• [Exercise brief]
Your task is to transcribe the data in full.

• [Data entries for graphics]
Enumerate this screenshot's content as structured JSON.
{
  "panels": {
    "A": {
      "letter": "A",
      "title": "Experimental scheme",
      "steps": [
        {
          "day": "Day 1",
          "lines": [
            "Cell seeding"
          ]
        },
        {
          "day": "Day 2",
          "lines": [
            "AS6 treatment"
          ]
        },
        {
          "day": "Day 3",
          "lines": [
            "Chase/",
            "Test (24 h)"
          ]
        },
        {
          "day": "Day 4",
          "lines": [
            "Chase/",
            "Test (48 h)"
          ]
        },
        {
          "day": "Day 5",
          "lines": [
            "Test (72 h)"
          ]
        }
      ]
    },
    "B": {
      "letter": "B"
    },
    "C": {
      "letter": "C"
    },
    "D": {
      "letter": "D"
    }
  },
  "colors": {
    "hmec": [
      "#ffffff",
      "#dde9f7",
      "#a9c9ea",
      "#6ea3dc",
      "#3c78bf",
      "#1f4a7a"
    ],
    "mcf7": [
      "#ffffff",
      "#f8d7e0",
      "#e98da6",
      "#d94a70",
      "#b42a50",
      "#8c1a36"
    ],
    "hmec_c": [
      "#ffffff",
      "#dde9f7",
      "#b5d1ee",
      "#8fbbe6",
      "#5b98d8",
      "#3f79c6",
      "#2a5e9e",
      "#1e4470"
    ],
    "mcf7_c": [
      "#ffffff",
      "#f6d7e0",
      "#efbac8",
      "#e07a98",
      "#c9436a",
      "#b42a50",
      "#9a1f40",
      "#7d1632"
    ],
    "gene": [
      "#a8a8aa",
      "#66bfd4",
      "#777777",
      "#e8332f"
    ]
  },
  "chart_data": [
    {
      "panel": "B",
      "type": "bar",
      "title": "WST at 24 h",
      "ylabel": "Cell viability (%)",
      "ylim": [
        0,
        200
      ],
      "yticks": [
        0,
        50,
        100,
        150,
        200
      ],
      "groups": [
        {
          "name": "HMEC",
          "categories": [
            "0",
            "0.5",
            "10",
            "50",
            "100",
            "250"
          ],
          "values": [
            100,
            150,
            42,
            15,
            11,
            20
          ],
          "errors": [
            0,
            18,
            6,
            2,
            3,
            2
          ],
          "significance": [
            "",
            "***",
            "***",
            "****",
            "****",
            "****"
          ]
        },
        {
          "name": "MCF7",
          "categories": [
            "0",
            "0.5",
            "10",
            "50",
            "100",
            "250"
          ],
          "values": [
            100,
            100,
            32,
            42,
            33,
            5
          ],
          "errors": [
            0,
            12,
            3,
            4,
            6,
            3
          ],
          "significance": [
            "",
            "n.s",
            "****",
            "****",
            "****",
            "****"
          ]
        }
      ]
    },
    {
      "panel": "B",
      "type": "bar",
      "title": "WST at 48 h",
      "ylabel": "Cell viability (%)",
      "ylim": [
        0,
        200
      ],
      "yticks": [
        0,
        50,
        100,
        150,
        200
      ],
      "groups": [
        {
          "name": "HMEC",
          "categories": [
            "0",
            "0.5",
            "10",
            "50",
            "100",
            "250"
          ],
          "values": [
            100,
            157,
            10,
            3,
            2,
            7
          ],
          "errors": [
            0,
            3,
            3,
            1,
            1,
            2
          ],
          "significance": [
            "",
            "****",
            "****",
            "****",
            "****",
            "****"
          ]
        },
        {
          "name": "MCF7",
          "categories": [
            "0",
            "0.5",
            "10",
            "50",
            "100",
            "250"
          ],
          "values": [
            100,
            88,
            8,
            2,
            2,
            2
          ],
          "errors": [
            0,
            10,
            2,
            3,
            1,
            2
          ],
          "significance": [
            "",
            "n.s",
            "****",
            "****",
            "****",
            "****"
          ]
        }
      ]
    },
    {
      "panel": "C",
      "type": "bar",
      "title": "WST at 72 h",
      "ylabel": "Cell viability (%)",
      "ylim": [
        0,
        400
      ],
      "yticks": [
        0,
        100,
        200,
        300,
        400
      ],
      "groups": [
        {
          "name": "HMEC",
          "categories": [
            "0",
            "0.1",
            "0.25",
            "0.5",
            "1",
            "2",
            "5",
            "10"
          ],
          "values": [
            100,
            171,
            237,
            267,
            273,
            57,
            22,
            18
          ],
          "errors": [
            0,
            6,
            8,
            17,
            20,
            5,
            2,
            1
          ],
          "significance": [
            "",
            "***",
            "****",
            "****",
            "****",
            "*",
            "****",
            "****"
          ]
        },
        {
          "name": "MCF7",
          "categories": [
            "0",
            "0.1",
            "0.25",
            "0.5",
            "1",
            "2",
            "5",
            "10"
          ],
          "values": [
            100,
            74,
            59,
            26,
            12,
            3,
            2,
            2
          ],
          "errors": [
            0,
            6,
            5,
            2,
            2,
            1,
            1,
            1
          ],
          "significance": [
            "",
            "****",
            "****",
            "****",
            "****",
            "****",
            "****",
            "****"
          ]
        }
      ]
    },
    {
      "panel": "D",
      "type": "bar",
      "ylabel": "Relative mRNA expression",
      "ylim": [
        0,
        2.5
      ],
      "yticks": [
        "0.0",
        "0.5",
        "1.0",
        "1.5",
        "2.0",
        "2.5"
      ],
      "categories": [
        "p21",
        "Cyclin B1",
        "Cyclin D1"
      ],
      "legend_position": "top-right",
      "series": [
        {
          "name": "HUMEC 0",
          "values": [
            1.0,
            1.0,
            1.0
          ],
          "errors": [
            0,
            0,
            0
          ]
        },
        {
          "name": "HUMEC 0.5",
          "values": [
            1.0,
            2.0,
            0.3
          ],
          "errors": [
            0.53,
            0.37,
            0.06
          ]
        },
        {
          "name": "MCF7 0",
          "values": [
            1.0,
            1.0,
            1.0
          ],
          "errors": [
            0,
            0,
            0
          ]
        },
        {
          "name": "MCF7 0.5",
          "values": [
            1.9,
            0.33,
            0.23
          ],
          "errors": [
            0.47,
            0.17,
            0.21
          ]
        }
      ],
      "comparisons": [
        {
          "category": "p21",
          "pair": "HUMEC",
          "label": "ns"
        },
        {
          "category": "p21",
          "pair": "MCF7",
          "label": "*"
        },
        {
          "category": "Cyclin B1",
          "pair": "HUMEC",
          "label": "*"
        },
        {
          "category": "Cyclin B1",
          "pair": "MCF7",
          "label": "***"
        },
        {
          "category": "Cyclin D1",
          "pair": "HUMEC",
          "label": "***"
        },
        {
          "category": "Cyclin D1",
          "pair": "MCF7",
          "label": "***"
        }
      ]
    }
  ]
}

• [Answer for the task]
Enumerate this screenshot's content as structured JSON.
{
  "panels": {
    "A": {
      "letter": "A",
      "title": "Experimental scheme",
      "steps": [
        {
          "day": "Day 1",
          "lines": [
            "Cell seeding"
          ]
        },
        {
          "day": "Day 2",
          "lines": [
            "AS6 treatment"
          ]
        },
        {
          "day": "Day 3",
          "lines": [
            "Chase/",
            "Test (24 h)"
          ]
        },
        {
          "day": "Day 4",
          "lines": [
            "Chase/",
            "Test (48 h)"
          ]
        },
        {
          "day": "Day 5",
          "lines": [
            "Test (72 h)"
          ]
        }
      ]
    },
    "B": {
      "letter": "B"
    },
    "C": {
      "letter": "C"
    },
    "D": {
      "letter": "D"
    }
  },
  "colors": {
    "hmec": [
      "#ffffff",
      "#dde9f7",
      "#a9c9ea",
      "#6ea3dc",
      "#3c78bf",
      "#1f4a7a"
    ],
    "mcf7": [
      "#ffffff",
      "#f8d7e0",
      "#e98da6",
      "#d94a70",
      "#b42a50",
      "#8c1a36"
    ],
    "hmec_c": [
      "#ffffff",
      "#dde9f7",
      "#b5d1ee",
      "#8fbbe6",
      "#5b98d8",
      "#3f79c6",
      "#2a5e9e",
      "#1e4470"
    ],
    "mcf7_c": [
      "#ffffff",
      "#f6d7e0",
      "#efbac8",
      "#e07a98",
      "#c9436a",
      "#b42a50",
      "#9a1f40",
      "#7d1632"
    ],
    "gene": [
      "#a8a8aa",
      "#66bfd4",
      "#777777",
      "#e8332f"
    ]
  },
  "chart_data": [
    {
      "panel": "B",
      "type": "bar",
      "title": "WST at 24 h",
      "ylabel": "Cell viability (%)",
      "ylim": [
        0,
        200
      ],
      "yticks": [
        0,
        50,
        100,
        150,
        200
      ],
      "groups": [
        {
          "name": "HMEC",
          "categories": [
            "0",
            "0.5",
            "10",
            "50",
            "100",
            "250"
          ],
          "values": [
            100,
            150,
            42,
            15,
            11,
            20
          ],
          "errors": [
            0,
            18,
            6,
            2,
            3,
            2
          ],
          "significance": [
            "",
            "***",
            "***",
            "****",
            "****",
            "****"
          ]
        },
        {
          "name": "MCF7",
          "categories": [
            "0",
            "0.5",
            "10",
            "50",
            "100",
            "250"
          ],
          "values": [
            100,
            100,
            32,
            42,
            33,
            5
          ],
          "errors": [
            0,
            12,
            3,
            4,
            6,
            3
          ],
          "significance": [
            "",
            "n.s",
            "****",
            "****",
            "****",
            "****"
          ]
        }
      ]
    },
    {
      "panel": "B",
      "type": "bar",
      "title": "WST at 48 h",
      "ylabel": "Cell viability (%)",
      "ylim": [
        0,
        200
      ],
      "yticks": [
        0,
        50,
        100,
        150,
        200
      ],
      "groups": [
        {
          "name": "HMEC",
          "categories": [
            "0",
            "0.5",
            "10",
            "50",
            "100",
            "250"
          ],
          "values": [
            100,
            157,
            10,
            3,
            2,
            7
          ],
          "errors": [
            0,
            3,
            3,
            1,
            1,
            2
          ],
          "significance": [
            "",
            "****",
            "****",
            "****",
            "****",
            "****"
          ]
        },
        {
          "name": "MCF7",
          "categories": [
            "0",
            "0.5",
            "10",
            "50",
            "100",
            "250"
          ],
          "values": [
            100,
            88,
            8,
            2,
            2,
            2
          ],
          "errors": [
            0,
            10,
            2,
            3,
            1,
            2
          ],
          "significance": [
            "",
            "n.s",
            "****",
            "****",
            "****",
            "****"
          ]
        }
      ]
    },
    {
      "panel": "C",
      "type": "bar",
      "title": "WST at 72 h",
      "ylabel": "Cell viability (%)",
      "ylim": [
        0,
        400
      ],
      "yticks": [
        0,
        100,
        200,
        300,
        400
      ],
      "groups": [
        {
          "name": "HMEC",
          "categories": [
            "0",
            "0.1",
            "0.25",
            "0.5",
            "1",
            "2",
            "5",
            "10"
          ],
          "values": [
            100,
            171,
            237,
            267,
            273,
            57,
            22,
            18
          ],
          "errors": [
            0,
            6,
            8,
            17,
            20,
            5,
            2,
            1
          ],
          "significance": [
            "",
            "***",
            "****",
            "****",
            "****",
            "*",
            "****",
            "****"
          ]
        },
        {
          "name": "MCF7",
          "categories": [
            "0",
            "0.1",
            "0.25",
            "0.5",
            "1",
            "2",
            "5",
            "10"
          ],
          "values": [
            100,
            74,
            59,
            26,
            12,
            3,
            2,
            2
          ],
          "errors": [
            0,
            6,
            5,
            2,
            2,
            1,
            1,
            1
          ],
          "significance": [
            "",
            "****",
            "****",
            "****",
            "****",
            "****",
            "****",
            "****"
          ]
        }
      ]
    },
    {
      "panel": "D",
      "type": "bar",
      "ylabel": "Relative mRNA expression",
      "ylim": [
        0,
        2.5
      ],
      "yticks": [
        "0.0",
        "0.5",
        "1.0",
        "1.5",
        "2.0",
        "2.5"
      ],
      "categories": [
        "p21",
        "Cyclin B1",
        "Cyclin D1"
      ],
      "legend_position": "top-right",
      "series": [
        {
          "name": "HUMEC 0",
          "values": [
            1.0,
            1.0,
            1.0
          ],
          "errors": [
            0,
            0,
            0
          ]
        },
        {
          "name": "HUMEC 0.5",
          "values": [
            1.0,
            2.0,
            0.3
          ],
          "errors": [
            0.53,
            0.37,
            0.06
          ]
        },
        {
          "name": "MCF7 0",
          "values": [
            1.0,
            1.0,
            1.0
          ],
          "errors": [
            0,
            0,
            0
          ]
        },
        {
          "name": "MCF7 0.5",
          "values": [
            1.9,
            0.33,
            0.23
          ],
          "errors": [
            0.47,
            0.17,
            0.21
          ]
        }
      ],
      "comparisons": [
        {
          "category": "p21",
          "pair": "HUMEC",
          "label": "ns"
        },
        {
          "category": "p21",
          "pair": "MCF7",
          "label": "*"
        },
        {
          "category": "Cyclin B1",
          "pair": "HUMEC",
          "label": "*"
        },
        {
          "category": "Cyclin B1",
          "pair": "MCF7",
          "label": "***"
        },
        {
          "category": "Cyclin D1",
          "pair": "HUMEC",
          "label": "***"
        },
        {
          "category": "Cyclin D1",
          "pair": "MCF7",
          "label": "***"
        }
      ]
    }
  ]
}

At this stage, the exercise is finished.